Short task:
In the data, extract each line that holds the string "лота".

◆ ◆ ◆

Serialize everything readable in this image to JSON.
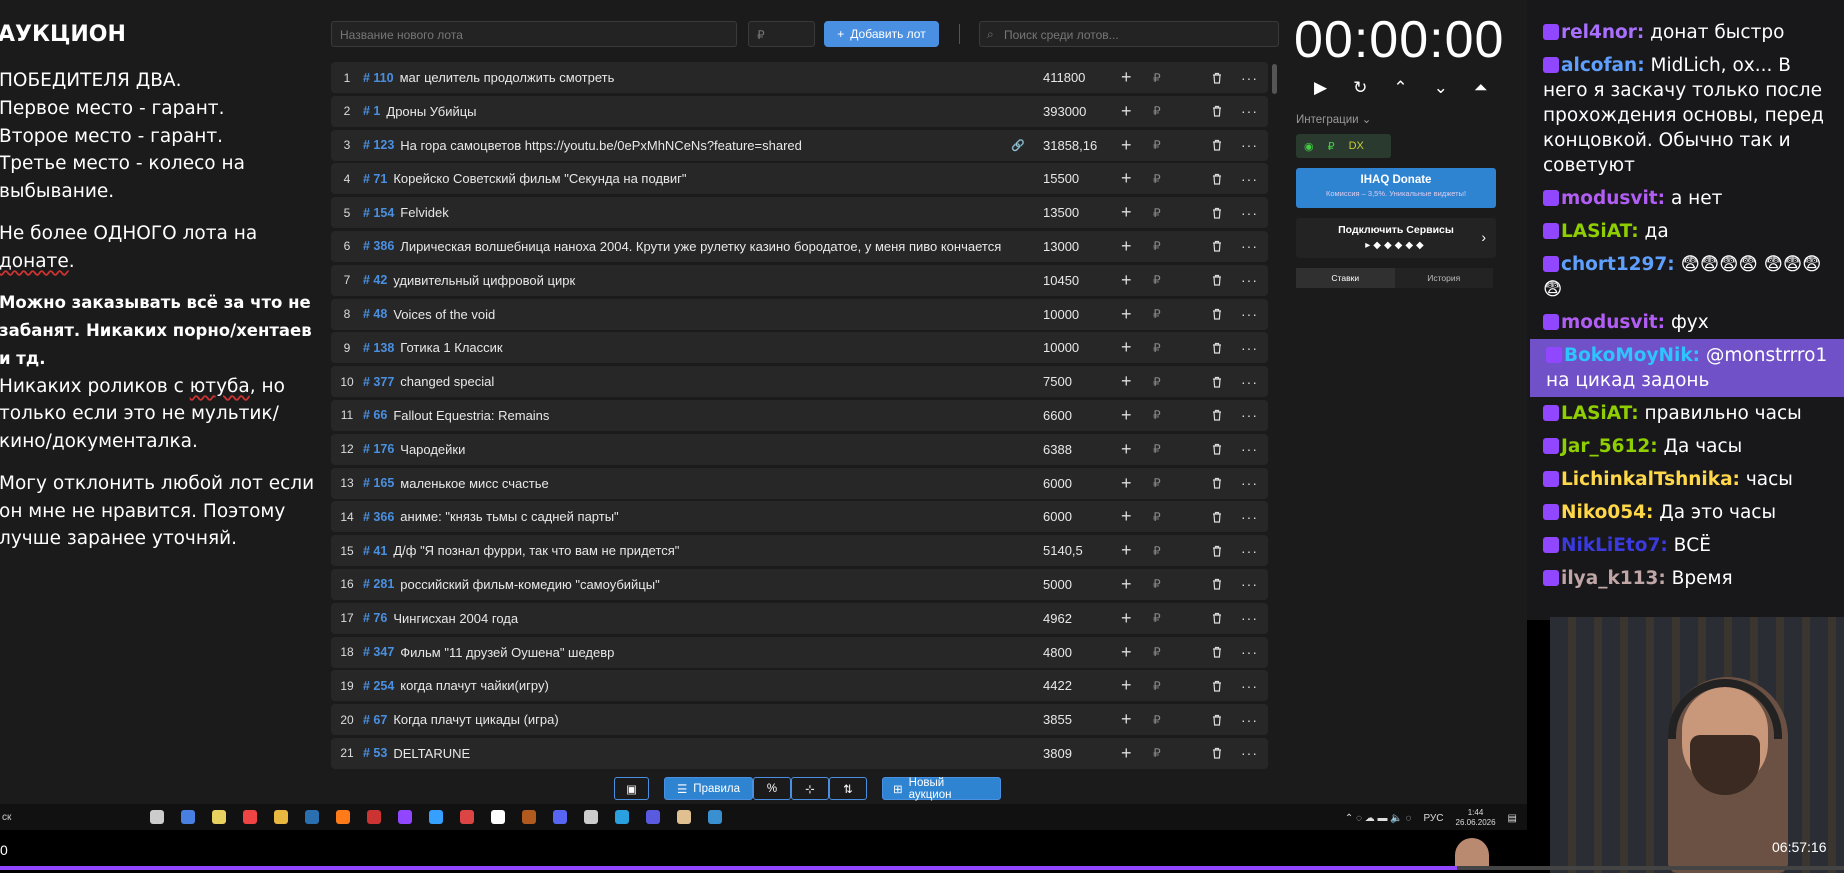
{
  "rules": {
    "title": "АУКЦИОН",
    "l1": "ПОБЕДИТЕЛЯ ДВА.",
    "l2": "Первое место - гарант.",
    "l3": "Второе место - гарант.",
    "l4": "Третье место - колесо на выбывание.",
    "l5a": "Не более ОДНОГО лота на ",
    "l5b": "донате",
    "l5c": ".",
    "l6": "Можно заказывать всё за что не забанят. Никаких порно/хентаев и тд.",
    "l7a": "Никаких роликов с ",
    "l7b": "ютуба",
    "l7c": ", но только если это не мультик/кино/документалка.",
    "l8": "Могу отклонить любой лот если он мне не нравится. Поэтому лучше заранее уточняй."
  },
  "topbar": {
    "name_placeholder": "Название нового лота",
    "amount_placeholder": "₽",
    "add_label": "Добавить лот",
    "search_placeholder": "Поиск среди лотов..."
  },
  "lots": [
    {
      "n": "1",
      "id": "# 110",
      "name": "маг целитель продолжить смотреть",
      "amount": "411800"
    },
    {
      "n": "2",
      "id": "# 1",
      "name": "Дроны Убийцы",
      "amount": "393000"
    },
    {
      "n": "3",
      "id": "# 123",
      "name": "На гора самоцветов https://youtu.be/0ePxMhNCeNs?feature=shared",
      "amount": "31858,16"
    },
    {
      "n": "4",
      "id": "# 71",
      "name": "Корейско Советский фильм \"Секунда на подвиг\"",
      "amount": "15500"
    },
    {
      "n": "5",
      "id": "# 154",
      "name": "Felvidek",
      "amount": "13500"
    },
    {
      "n": "6",
      "id": "# 386",
      "name": "Лирическая волшебница наноха 2004. Крути уже рулетку казино бородатое, у меня пиво кончается",
      "amount": "13000"
    },
    {
      "n": "7",
      "id": "# 42",
      "name": "удивительный цифровой цирк",
      "amount": "10450"
    },
    {
      "n": "8",
      "id": "# 48",
      "name": "Voices of the void",
      "amount": "10000"
    },
    {
      "n": "9",
      "id": "# 138",
      "name": "Готика 1 Классик",
      "amount": "10000"
    },
    {
      "n": "10",
      "id": "# 377",
      "name": "changed special",
      "amount": "7500"
    },
    {
      "n": "11",
      "id": "# 66",
      "name": "Fallout Equestria: Remains",
      "amount": "6600"
    },
    {
      "n": "12",
      "id": "# 176",
      "name": "Чародейки",
      "amount": "6388"
    },
    {
      "n": "13",
      "id": "# 165",
      "name": "маленькое мисс счастье",
      "amount": "6000"
    },
    {
      "n": "14",
      "id": "# 366",
      "name": "аниме: \"князь тьмы с садней парты\"",
      "amount": "6000"
    },
    {
      "n": "15",
      "id": "# 41",
      "name": "Д/ф \"Я познал фурри, так что вам не придется\"",
      "amount": "5140,5"
    },
    {
      "n": "16",
      "id": "# 281",
      "name": "российский фильм-комедию \"самоубийцы\"",
      "amount": "5000"
    },
    {
      "n": "17",
      "id": "# 76",
      "name": "Чингисхан 2004 года",
      "amount": "4962"
    },
    {
      "n": "18",
      "id": "# 347",
      "name": "Фильм \"11 друзей Оушена\" шедевр",
      "amount": "4800"
    },
    {
      "n": "19",
      "id": "# 254",
      "name": "когда плачут чайки(игру)",
      "amount": "4422"
    },
    {
      "n": "20",
      "id": "# 67",
      "name": "Когда плачут цикады (игра)",
      "amount": "3855"
    },
    {
      "n": "21",
      "id": "# 53",
      "name": "DELTARUNE",
      "amount": "3809"
    }
  ],
  "bottombar": {
    "rules": "Правила",
    "percent": "%",
    "new_auction": "Новый аукцион"
  },
  "panel": {
    "timer": "00:00:00",
    "integrations": "Интеграции",
    "donate_title": "IHAQ Donate",
    "donate_sub": "Комиссия – 3,5%. Уникальные виджеты!",
    "services": "Подключить Сервисы",
    "tab_bets": "Ставки",
    "tab_history": "История"
  },
  "taskbar": {
    "search": "ск",
    "lang": "РУС",
    "clock": "1:44",
    "date": "26.06.2026"
  },
  "chat": [
    {
      "nick": "rel4nor:",
      "text": " донат быстро",
      "color": "#a970ff"
    },
    {
      "nick": "alcofan:",
      "text": " MidLich, ох... В него я заскачу только после прохождения основы, перед концовкой. Обычно так и советуют",
      "color": "#5fa0ff"
    },
    {
      "nick": "modusvit:",
      "text": " а нет",
      "color": "#b25ef5"
    },
    {
      "nick": "LASiAT:",
      "text": " да",
      "color": "#8fce00"
    },
    {
      "nick": "chort1297:",
      "text": " 😨😨😨😨 😨😨😨😨",
      "color": "#5fa0ff"
    },
    {
      "nick": "modusvit:",
      "text": " фух",
      "color": "#b25ef5"
    },
    {
      "nick": "BokoMoyNik:",
      "text": " @monstrrro1 на цикад задонь",
      "color": "#2ec4ff",
      "hl": true
    },
    {
      "nick": "LASiAT:",
      "text": " правильно часы",
      "color": "#8fce00"
    },
    {
      "nick": "Jar_5612:",
      "text": " Да часы",
      "color": "#8fce00"
    },
    {
      "nick": "LichinkalTshnika:",
      "text": " часы",
      "color": "#ffd84a"
    },
    {
      "nick": "Niko054:",
      "text": " Да это часы",
      "color": "#ffd84a"
    },
    {
      "nick": "NikLiEto7:",
      "text": " ВСЁ",
      "color": "#3a3adf"
    },
    {
      "nick": "ilya_k113:",
      "text": " Время",
      "color": "#c0a6a6"
    }
  ],
  "video": {
    "timestamp": "06:57:16",
    "progress": 0.79
  }
}
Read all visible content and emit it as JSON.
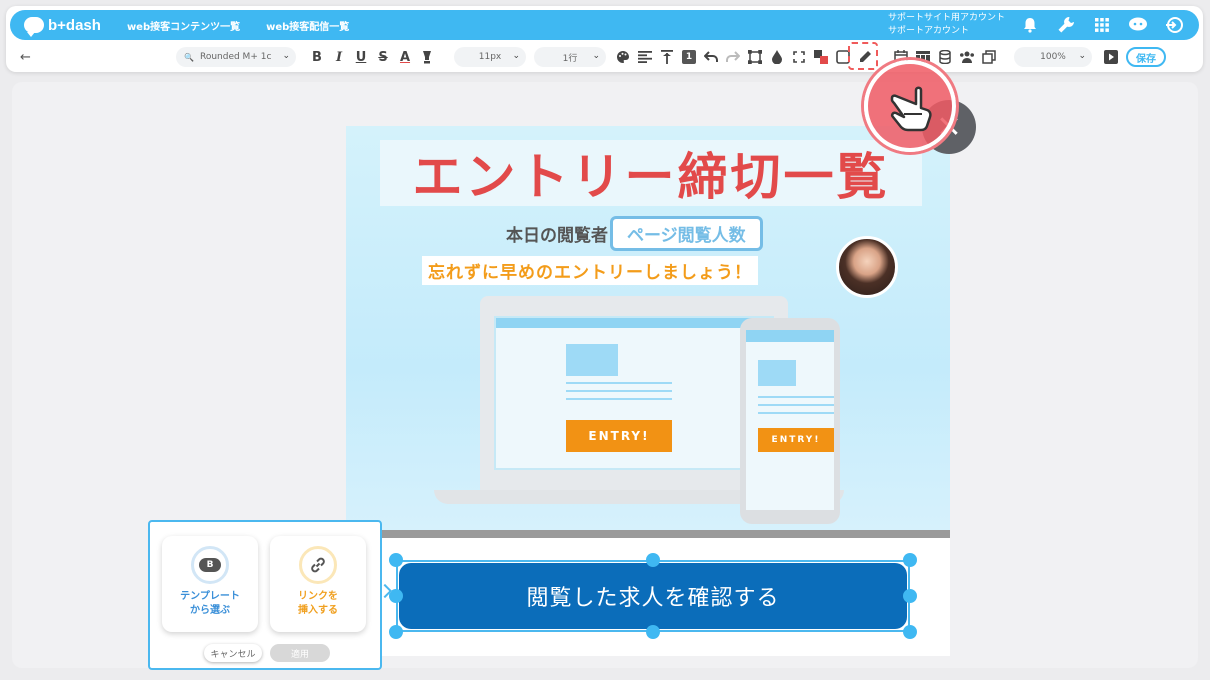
{
  "app": {
    "logo_text": "b+dash",
    "nav_links": [
      "web接客コンテンツ一覧",
      "web接客配信一覧"
    ],
    "account_lines": [
      "サポートサイト用アカウント",
      "サポートアカウント"
    ],
    "nav_icons": [
      "bell-icon",
      "wrench-icon",
      "grid-icon",
      "chat-icon",
      "logout-icon"
    ]
  },
  "toolbar": {
    "back_label": "←",
    "font_value": "Rounded M+ 1c",
    "size_value": "11px",
    "line_value": "1行",
    "zoom_value": "100%",
    "save_label": "保存",
    "text_buttons": [
      "B",
      "I",
      "U",
      "S",
      "A"
    ],
    "one_label": "1"
  },
  "content": {
    "title": "エントリー締切一覧",
    "viewer_prefix": "本日の閲覧者",
    "viewer_tag": "ページ閲覧人数",
    "reminder": "忘れずに早めのエントリーしましょう！",
    "entry_label": "ENTRY!",
    "cta_label": "閲覧した求人を確認する"
  },
  "popup": {
    "template_badge": "B",
    "template_label": "テンプレート\nから選ぶ",
    "link_label": "リンクを\n挿入する",
    "cancel_label": "キャンセル",
    "apply_label": "適用"
  },
  "colors": {
    "brand": "#3fb8f2",
    "title_red": "#e24a4a",
    "cta_blue": "#0b6dba",
    "entry_orange": "#f29214",
    "template_blue": "#3a8fd8",
    "link_orange": "#f0a020"
  }
}
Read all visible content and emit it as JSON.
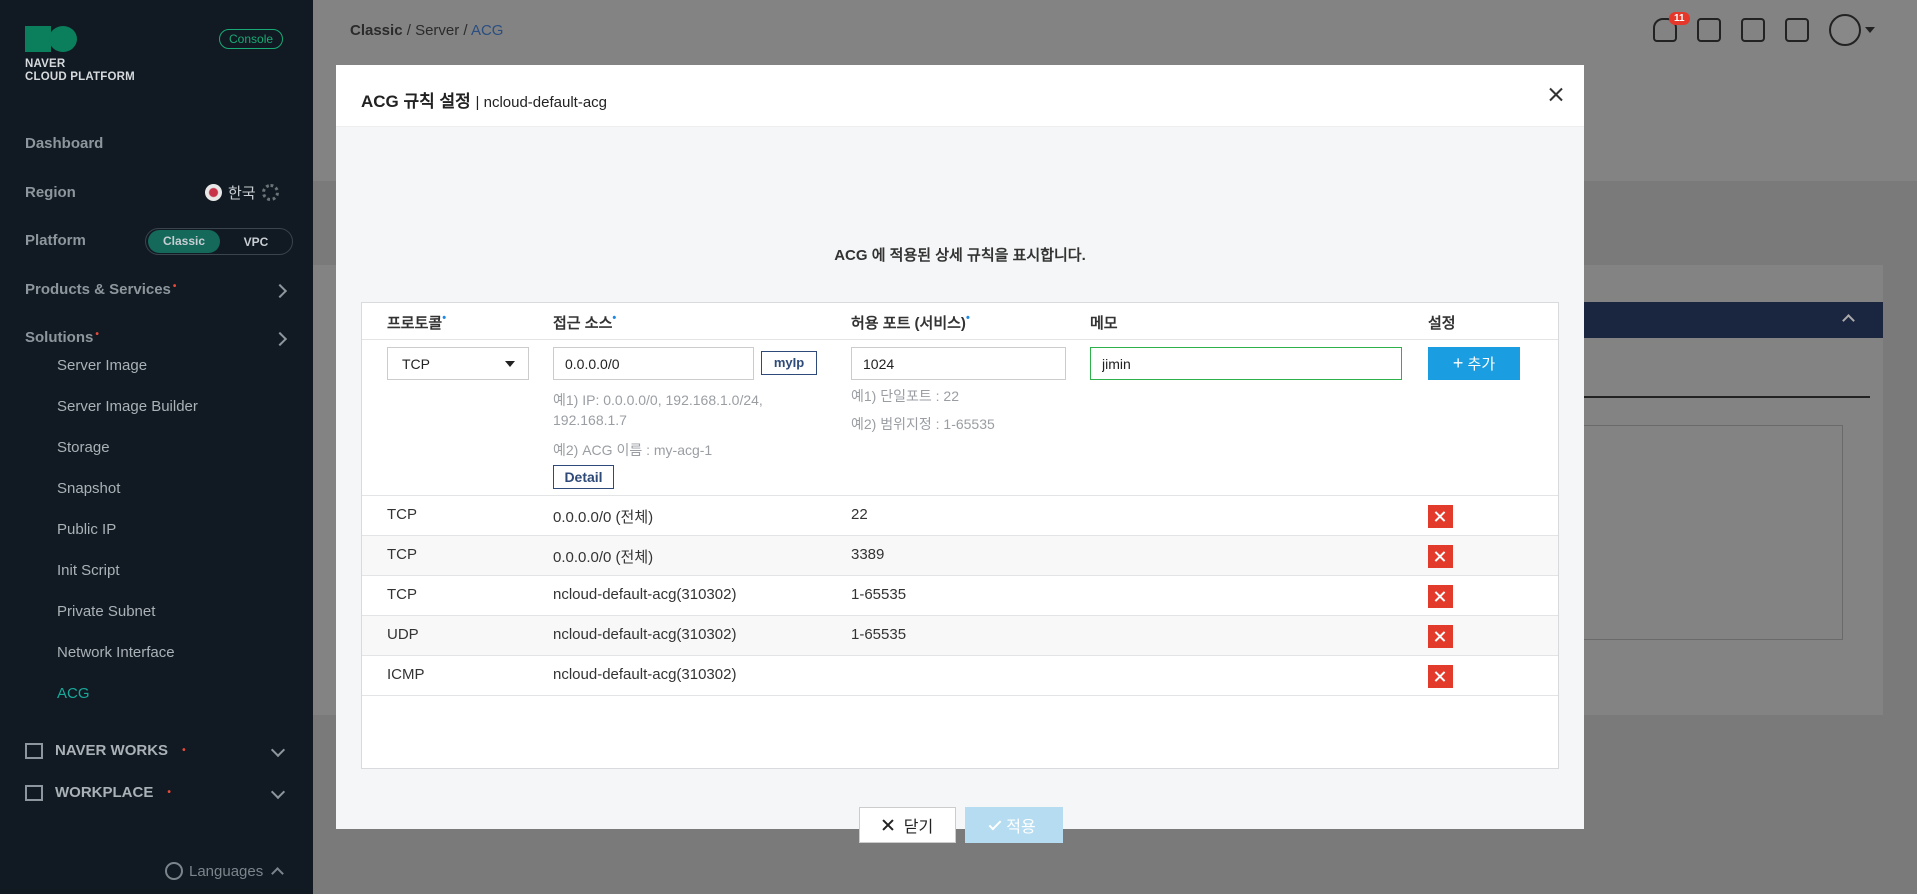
{
  "sidebar": {
    "logo_line1": "NAVER",
    "logo_line2": "CLOUD PLATFORM",
    "console_badge": "Console",
    "dashboard": "Dashboard",
    "region_label": "Region",
    "region_value": "한국",
    "platform_label": "Platform",
    "platform_options": [
      "Classic",
      "VPC"
    ],
    "products_label": "Products & Services",
    "solutions_label": "Solutions",
    "sub_items": [
      "Server Image",
      "Server Image Builder",
      "Storage",
      "Snapshot",
      "Public IP",
      "Init Script",
      "Private Subnet",
      "Network Interface",
      "ACG"
    ],
    "naver_works": "NAVER WORKS",
    "workplace": "WORKPLACE",
    "languages": "Languages",
    "new_marker": "•"
  },
  "breadcrumb": [
    "Classic",
    "Server",
    "ACG"
  ],
  "notifications_count": "11",
  "modal": {
    "title": "ACG 규칙 설정",
    "subtitle": "| ncloud-default-acg",
    "description": "ACG 에 적용된 상세 규칙을 표시합니다.",
    "columns": {
      "protocol": "프로토콜",
      "source": "접근 소스",
      "port": "허용 포트 (서비스)",
      "memo": "메모",
      "settings": "설정"
    },
    "required_marker": "•",
    "form": {
      "protocol": "TCP",
      "source": "0.0.0.0/0",
      "myip_label": "myIp",
      "port": "1024",
      "memo": "jimin",
      "add_label": "추가",
      "source_hint1": "예1) IP: 0.0.0.0/0, 192.168.1.0/24,",
      "source_hint2": "192.168.1.7",
      "source_hint3": "예2) ACG 이름 : my-acg-1",
      "detail_label": "Detail",
      "port_hint1": "예1) 단일포트 : 22",
      "port_hint2": "예2) 범위지정 : 1-65535"
    },
    "rules": [
      {
        "protocol": "TCP",
        "source": "0.0.0.0/0 (전체)",
        "port": "22"
      },
      {
        "protocol": "TCP",
        "source": "0.0.0.0/0 (전체)",
        "port": "3389"
      },
      {
        "protocol": "TCP",
        "source": "ncloud-default-acg(310302)",
        "port": "1-65535"
      },
      {
        "protocol": "UDP",
        "source": "ncloud-default-acg(310302)",
        "port": "1-65535"
      },
      {
        "protocol": "ICMP",
        "source": "ncloud-default-acg(310302)",
        "port": ""
      }
    ],
    "close_label": "닫기",
    "apply_label": "적용"
  },
  "colors": {
    "accent": "#1a9de1",
    "brand": "#0b7e5c",
    "delete": "#e33b2b"
  }
}
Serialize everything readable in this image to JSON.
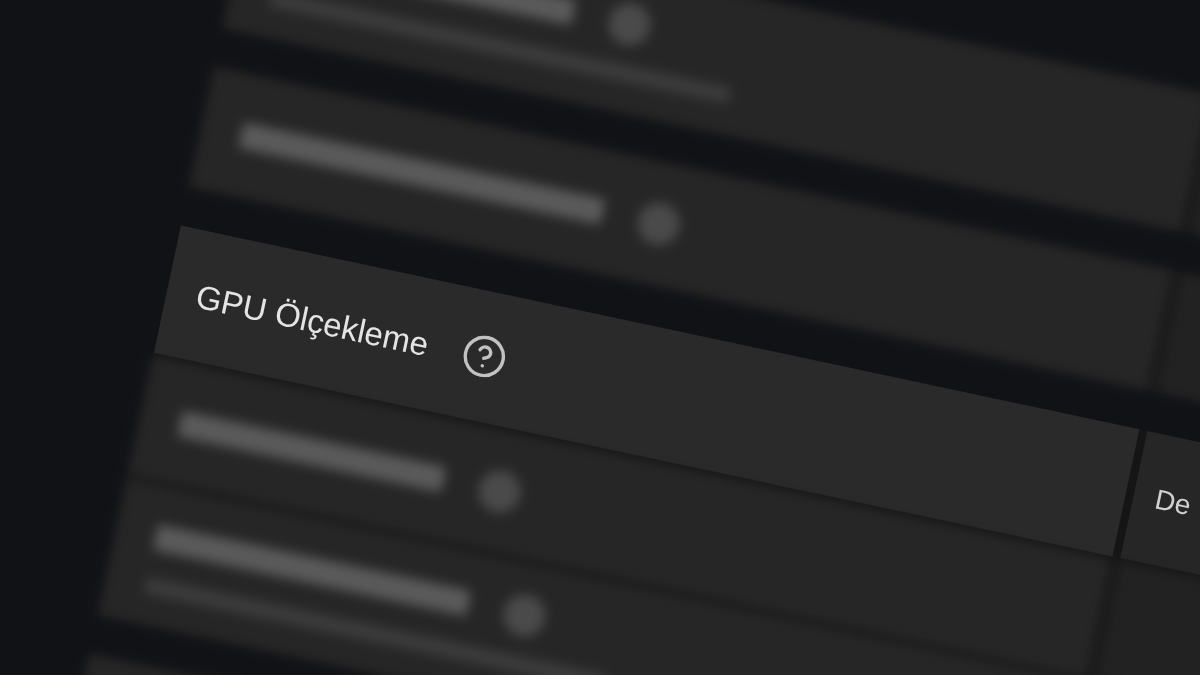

◆ ◆ ◆

Worked answer:
    "l5a": "Не более ОДНОГО лота на ",
    "name_placeholder": "Название нового лота",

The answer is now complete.